— begin ENTRIES SHOWN —
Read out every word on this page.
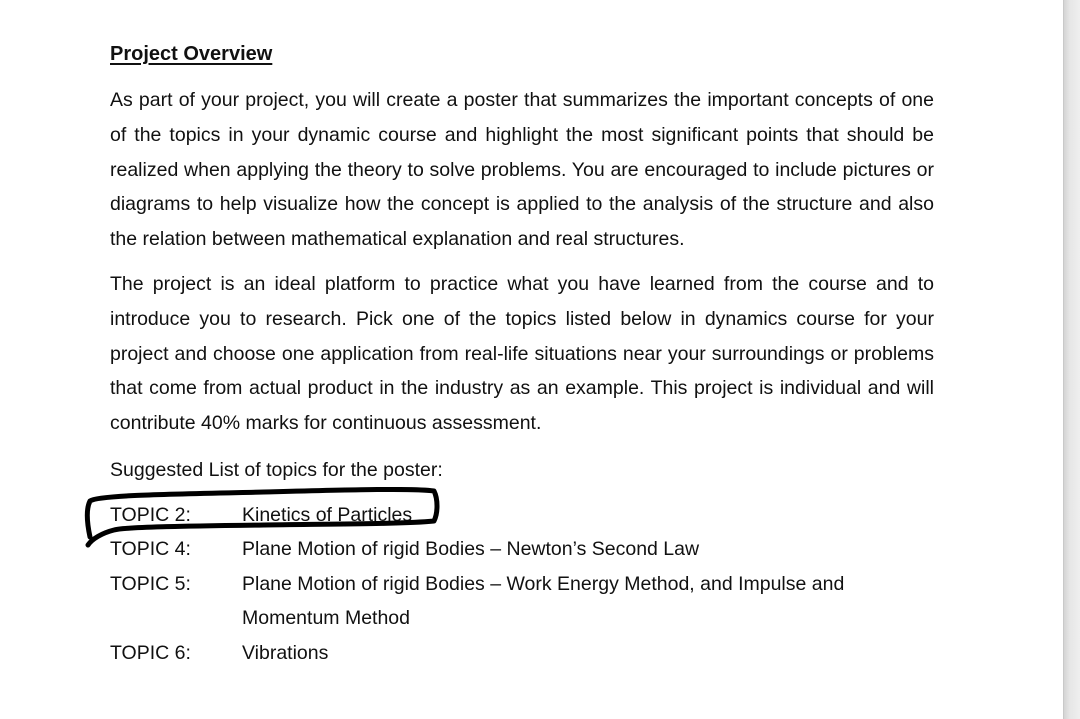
Project Overview

As part of your project, you will create a poster that summarizes the important concepts of one of the topics in your dynamic course and highlight the most significant points that should be realized when applying the theory to solve problems. You are encouraged to include pictures or diagrams to help visualize how the concept is applied to the analysis of the structure and also the relation between mathematical explanation and real structures.

The project is an ideal platform to practice what you have learned from the course and to introduce you to research. Pick one of the topics listed below in dynamics course for your project and choose one application from real-life situations near your surroundings or problems that come from actual product in the industry as an example. This project is individual and will contribute 40% marks for continuous assessment.

Suggested List of topics for the poster:

TOPIC 2:	Kinetics of Particles
TOPIC 4:	Plane Motion of rigid Bodies – Newton’s Second Law
TOPIC 5:	Plane Motion of rigid Bodies – Work Energy Method, and Impulse and Momentum Method
TOPIC 6:	Vibrations
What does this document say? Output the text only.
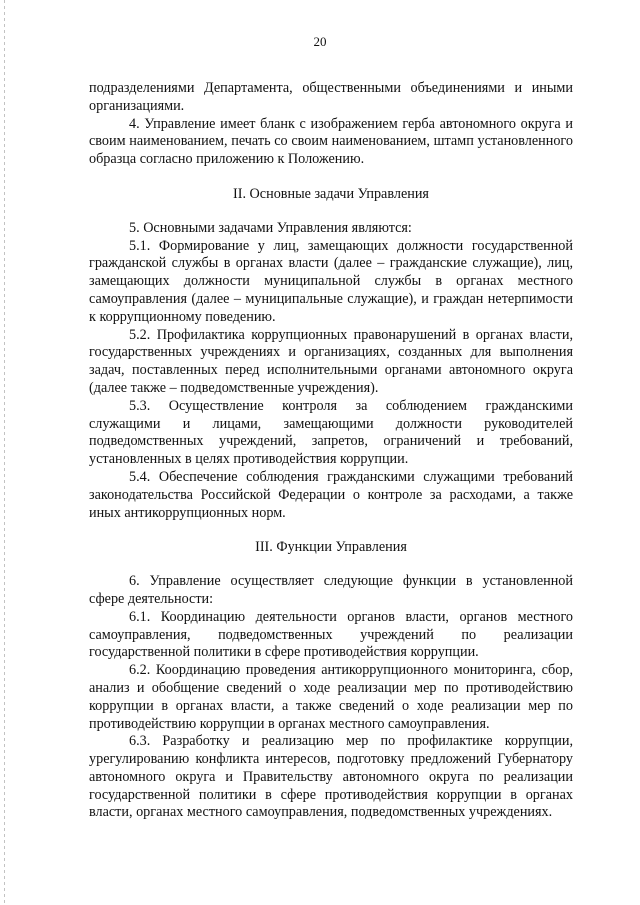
20

подразделениями Департамента, общественными объединениями и иными организациями.

4. Управление имеет бланк с изображением герба автономного округа и своим наименованием, печать со своим наименованием, штамп установленного образца согласно приложению к Положению.

II. Основные задачи Управления

5. Основными задачами Управления являются:

5.1. Формирование у лиц, замещающих должности государственной гражданской службы в органах власти (далее – гражданские служащие), лиц, замещающих должности муниципальной службы в органах местного самоуправления (далее – муниципальные служащие), и граждан нетерпимости к коррупционному поведению.

5.2. Профилактика коррупционных правонарушений в органах власти, государственных учреждениях и организациях, созданных для выполнения задач, поставленных перед исполнительными органами автономного округа (далее также – подведомственные учреждения).

5.3. Осуществление контроля за соблюдением гражданскими служащими и лицами, замещающими должности руководителей подведомственных учреждений, запретов, ограничений и требований, установленных в целях противодействия коррупции.

5.4. Обеспечение соблюдения гражданскими служащими требований законодательства Российской Федерации о контроле за расходами, а также иных антикоррупционных норм.

III. Функции Управления

6. Управление осуществляет следующие функции в установленной сфере деятельности:

6.1. Координацию деятельности органов власти, органов местного самоуправления, подведомственных учреждений по реализации государственной политики в сфере противодействия коррупции.

6.2. Координацию проведения антикоррупционного мониторинга, сбор, анализ и обобщение сведений о ходе реализации мер по противодействию коррупции в органах власти, а также сведений о ходе реализации мер по противодействию коррупции в органах местного самоуправления.

6.3. Разработку и реализацию мер по профилактике коррупции, урегулированию конфликта интересов, подготовку предложений Губернатору автономного округа и Правительству автономного округа по реализации государственной политики в сфере противодействия коррупции в органах власти, органах местного самоуправления, подведомственных учреждениях.
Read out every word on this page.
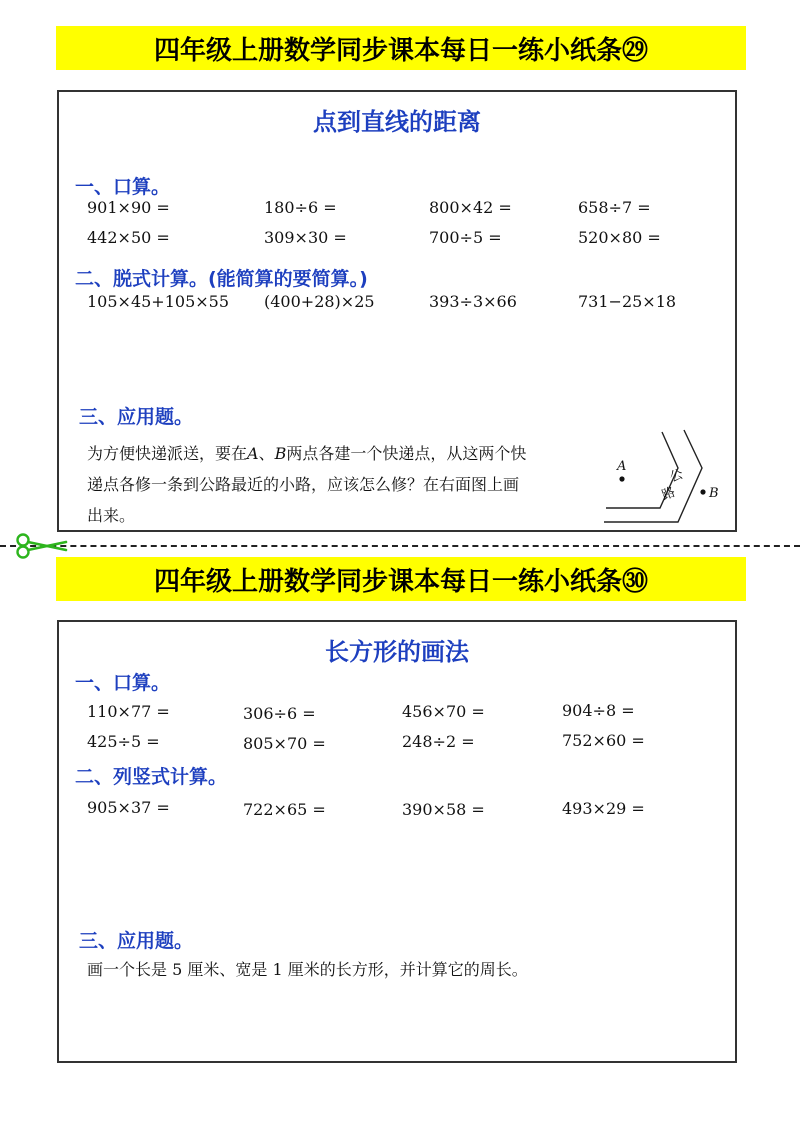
四年级上册数学同步课本每日一练小纸条㉙
点到直线的距离
一、口算。
901×90 =	180÷6 =	800×42 =	658÷7 =
442×50 =	309×30 =	700÷5 =	520×80 =
二、脱式计算。(能简算的要简算。)
105×45+105×55 (400+28)×25	393÷3×66	731−25×18
三、应用题。
为方便快递派送，要在A、B两点各建一个快递点，从这两个快
递点各修一条到公路最近的小路，应该怎么修？在右面图上画
出来。
A
B
公
路
四年级上册数学同步课本每日一练小纸条㉚
长方形的画法
一、口算。
110×77 =	306÷6 =	456×70 =	904÷8 =
425÷5 =	805×70 =	248÷2 =	752×60 =
二、列竖式计算。
905×37 =	722×65 =	390×58 =	493×29 =
三、应用题。
画一个长是 5 厘米、宽是 1 厘米的长方形，并计算它的周长。
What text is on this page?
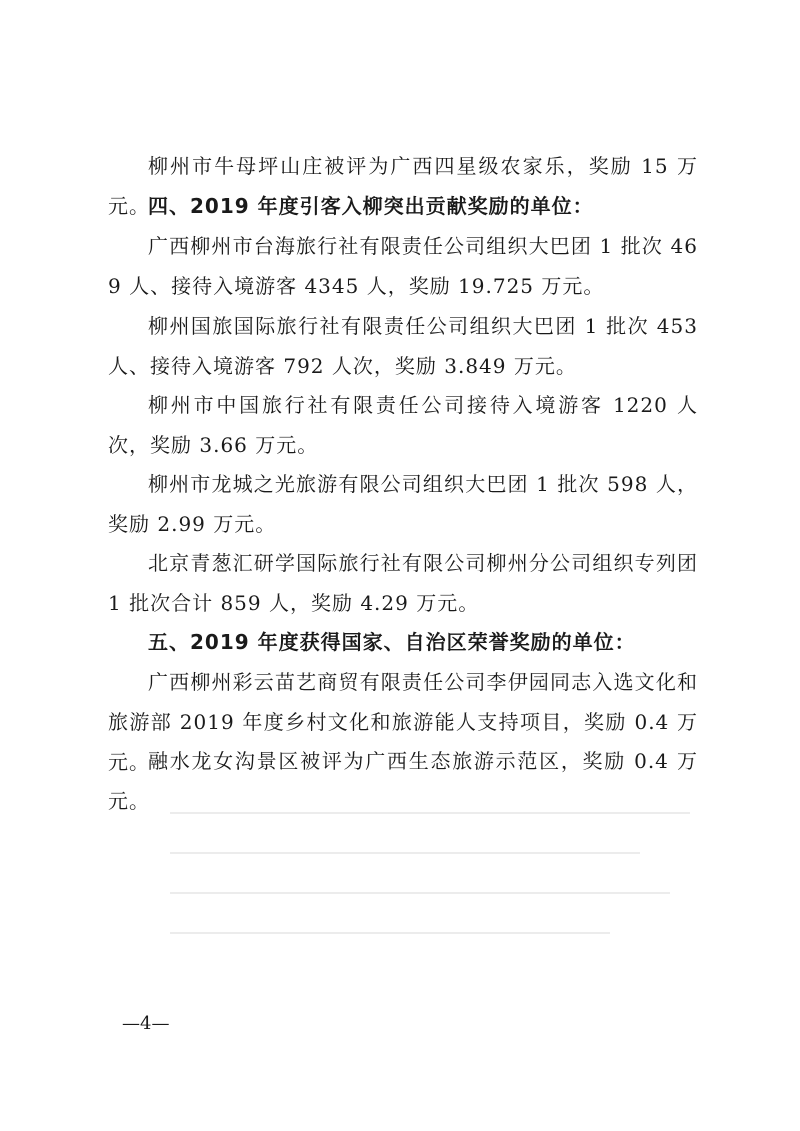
柳州市牛母坪山庄被评为广西四星级农家乐，奖励 15 万元。

四、2019 年度引客入柳突出贡献奖励的单位：

广西柳州市台海旅行社有限责任公司组织大巴团 1 批次 469 人、接待入境游客 4345 人，奖励 19.725 万元。

柳州国旅国际旅行社有限责任公司组织大巴团 1 批次 453 人、接待入境游客 792 人次，奖励 3.849 万元。

柳州市中国旅行社有限责任公司接待入境游客 1220 人次，奖励 3.66 万元。

柳州市龙城之光旅游有限公司组织大巴团 1 批次 598 人，奖励 2.99 万元。

北京青葱汇研学国际旅行社有限公司柳州分公司组织专列团 1 批次合计 859 人，奖励 4.29 万元。

五、2019 年度获得国家、自治区荣誉奖励的单位：

广西柳州彩云苗艺商贸有限责任公司李伊园同志入选文化和旅游部 2019 年度乡村文化和旅游能人支持项目，奖励 0.4 万元。

融水龙女沟景区被评为广西生态旅游示范区，奖励 0.4 万元。

—4—
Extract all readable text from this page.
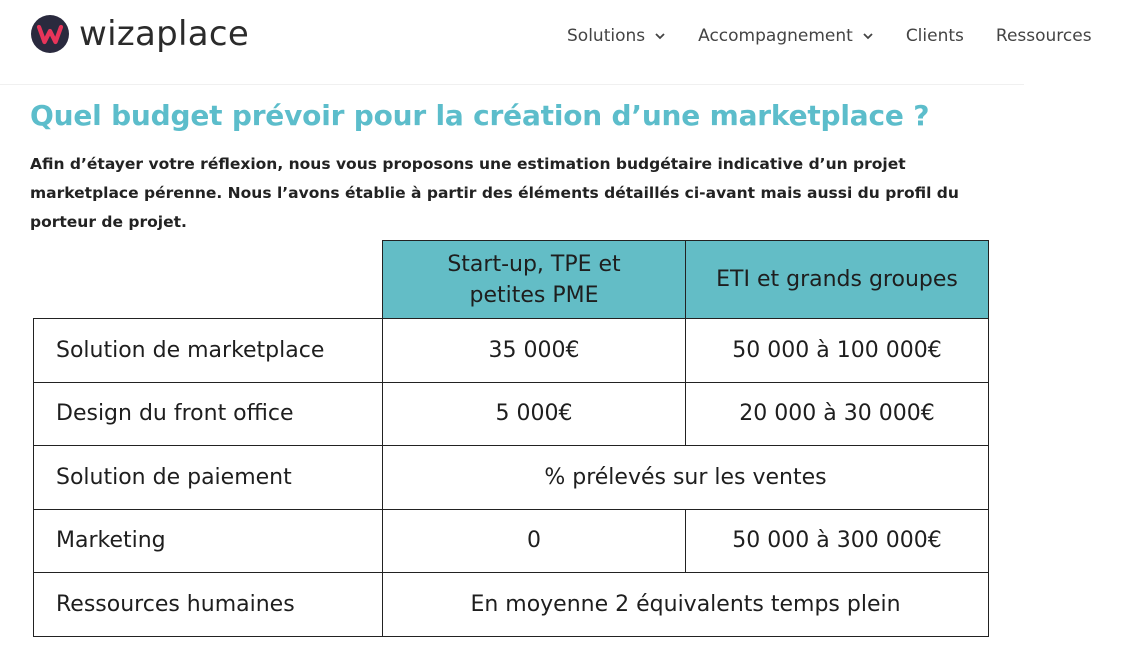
wizaplace	Solutions	Accompagnement	Clients Ressources
Quel budget prévoir pour la création d’une marketplace ?

Afin d’étayer votre réflexion, nous vous proposons une estimation budgétaire indicative d’un projet marketplace pérenne. Nous l’avons établie à partir des éléments détaillés ci-avant mais aussi du profil du porteur de projet.

	Start-up, TPE et petites PME	ETI et grands groupes
Solution de marketplace	35 000€	50 000 à 100 000€
Design du front office	5 000€	20 000 à 30 000€
Solution de paiement	% prélevés sur les ventes	
Marketing	0	50 000 à 300 000€
Ressources humaines	En moyenne 2 équivalents temps plein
— end ENTRIES SHOWN —
Repeat the entries exactly and keep the pictures out of the copy.

Read out every word on this page.
Project Overview

As part of your project, you will create a poster that summarizes the important concepts of one of the topics in your dynamic course and highlight the most significant points that should be realized when applying the theory to solve problems. You are encouraged to include pictures or diagrams to help visualize how the concept is applied to the analysis of the structure and also the relation between mathematical explanation and real structures.

The project is an ideal platform to practice what you have learned from the course and to introduce you to research. Pick one of the topics listed below in dynamics course for your project and choose one application from real-life situations near your surroundings or problems that come from actual product in the industry as an example. This project is individual and will contribute 40% marks for continuous assessment.

Suggested List of topics for the poster:

TOPIC 2:	Kinetics of Particles
TOPIC 4:	Plane Motion of rigid Bodies – Newton’s Second Law
TOPIC 5:	Plane Motion of rigid Bodies – Work Energy Method, and Impulse and Momentum Method
TOPIC 6:	Vibrations
What does this document say? Output the text only.
20

подразделениями Департамента, общественными объединениями и иными организациями.

4. Управление имеет бланк с изображением герба автономного округа и своим наименованием, печать со своим наименованием, штамп установленного образца согласно приложению к Положению.

II. Основные задачи Управления

5. Основными задачами Управления являются:

5.1. Формирование у лиц, замещающих должности государственной гражданской службы в органах власти (далее – гражданские служащие), лиц, замещающих должности муниципальной службы в органах местного самоуправления (далее – муниципальные служащие), и граждан нетерпимости к коррупционному поведению.

5.2. Профилактика коррупционных правонарушений в органах власти, государственных учреждениях и организациях, созданных для выполнения задач, поставленных перед исполнительными органами автономного округа (далее также – подведомственные учреждения).

5.3. Осуществление контроля за соблюдением гражданскими служащими и лицами, замещающими должности руководителей подведомственных учреждений, запретов, ограничений и требований, установленных в целях противодействия коррупции.

5.4. Обеспечение соблюдения гражданскими служащими требований законодательства Российской Федерации о контроле за расходами, а также иных антикоррупционных норм.

III. Функции Управления

6. Управление осуществляет следующие функции в установленной сфере деятельности:

6.1. Координацию деятельности органов власти, органов местного самоуправления, подведомственных учреждений по реализации государственной политики в сфере противодействия коррупции.

6.2. Координацию проведения антикоррупционного мониторинга, сбор, анализ и обобщение сведений о ходе реализации мер по противодействию коррупции в органах власти, а также сведений о ходе реализации мер по противодействию коррупции в органах местного самоуправления.

6.3. Разработку и реализацию мер по профилактике коррупции, урегулированию конфликта интересов, подготовку предложений Губернатору автономного округа и Правительству автономного округа по реализации государственной политики в сфере противодействия коррупции в органах власти, органах местного самоуправления, подведомственных учреждениях.
Read out every word on this page.
四年级上册数学同步课本每日一练小纸条㉙
点到直线的距离
一、口算。
901×90 =	180÷6 =	800×42 =	658÷7 =
442×50 =	309×30 =	700÷5 =	520×80 =
二、脱式计算。(能简算的要简算。)
105×45+105×55 (400+28)×25	393÷3×66	731−25×18
三、应用题。
为方便快递派送，要在A、B两点各建一个快递点，从这两个快
递点各修一条到公路最近的小路，应该怎么修？在右面图上画
出来。
A
B
公
路
四年级上册数学同步课本每日一练小纸条㉚
长方形的画法
一、口算。
110×77 =	306÷6 =	456×70 =	904÷8 =
425÷5 =	805×70 =	248÷2 =	752×60 =
二、列竖式计算。
905×37 =	722×65 =	390×58 =	493×29 =
三、应用题。
画一个长是 5 厘米、宽是 1 厘米的长方形，并计算它的周长。
What text is on this page?
柳州市牛母坪山庄被评为广西四星级农家乐，奖励 15 万元。

四、2019 年度引客入柳突出贡献奖励的单位：

广西柳州市台海旅行社有限责任公司组织大巴团 1 批次 469 人、接待入境游客 4345 人，奖励 19.725 万元。

柳州国旅国际旅行社有限责任公司组织大巴团 1 批次 453 人、接待入境游客 792 人次，奖励 3.849 万元。

柳州市中国旅行社有限责任公司接待入境游客 1220 人次，奖励 3.66 万元。

柳州市龙城之光旅游有限公司组织大巴团 1 批次 598 人，奖励 2.99 万元。

北京青葱汇研学国际旅行社有限公司柳州分公司组织专列团 1 批次合计 859 人，奖励 4.29 万元。

五、2019 年度获得国家、自治区荣誉奖励的单位：

广西柳州彩云苗艺商贸有限责任公司李伊园同志入选文化和旅游部 2019 年度乡村文化和旅游能人支持项目，奖励 0.4 万元。

融水龙女沟景区被评为广西生态旅游示范区，奖励 0.4 万元。

—4—
Extract all readable text from this page.
wizaplace	Solutions	Accompagnement	Clients Ressources
Quel budget prévoir pour la création d’une marketplace ?

Afin d’étayer votre réflexion, nous vous proposons une estimation budgétaire indicative d’un projet marketplace pérenne. Nous l’avons établie à partir des éléments détaillés ci-avant mais aussi du profil du porteur de projet.

	Start-up, TPE et petites PME	ETI et grands groupes
Solution de marketplace	35 000€	50 000 à 100 000€
Design du front office	5 000€	20 000 à 30 000€
Solution de paiement	% prélevés sur les ventes	
Marketing	0	50 000 à 300 000€
Ressources humaines	En moyenne 2 équivalents temps plein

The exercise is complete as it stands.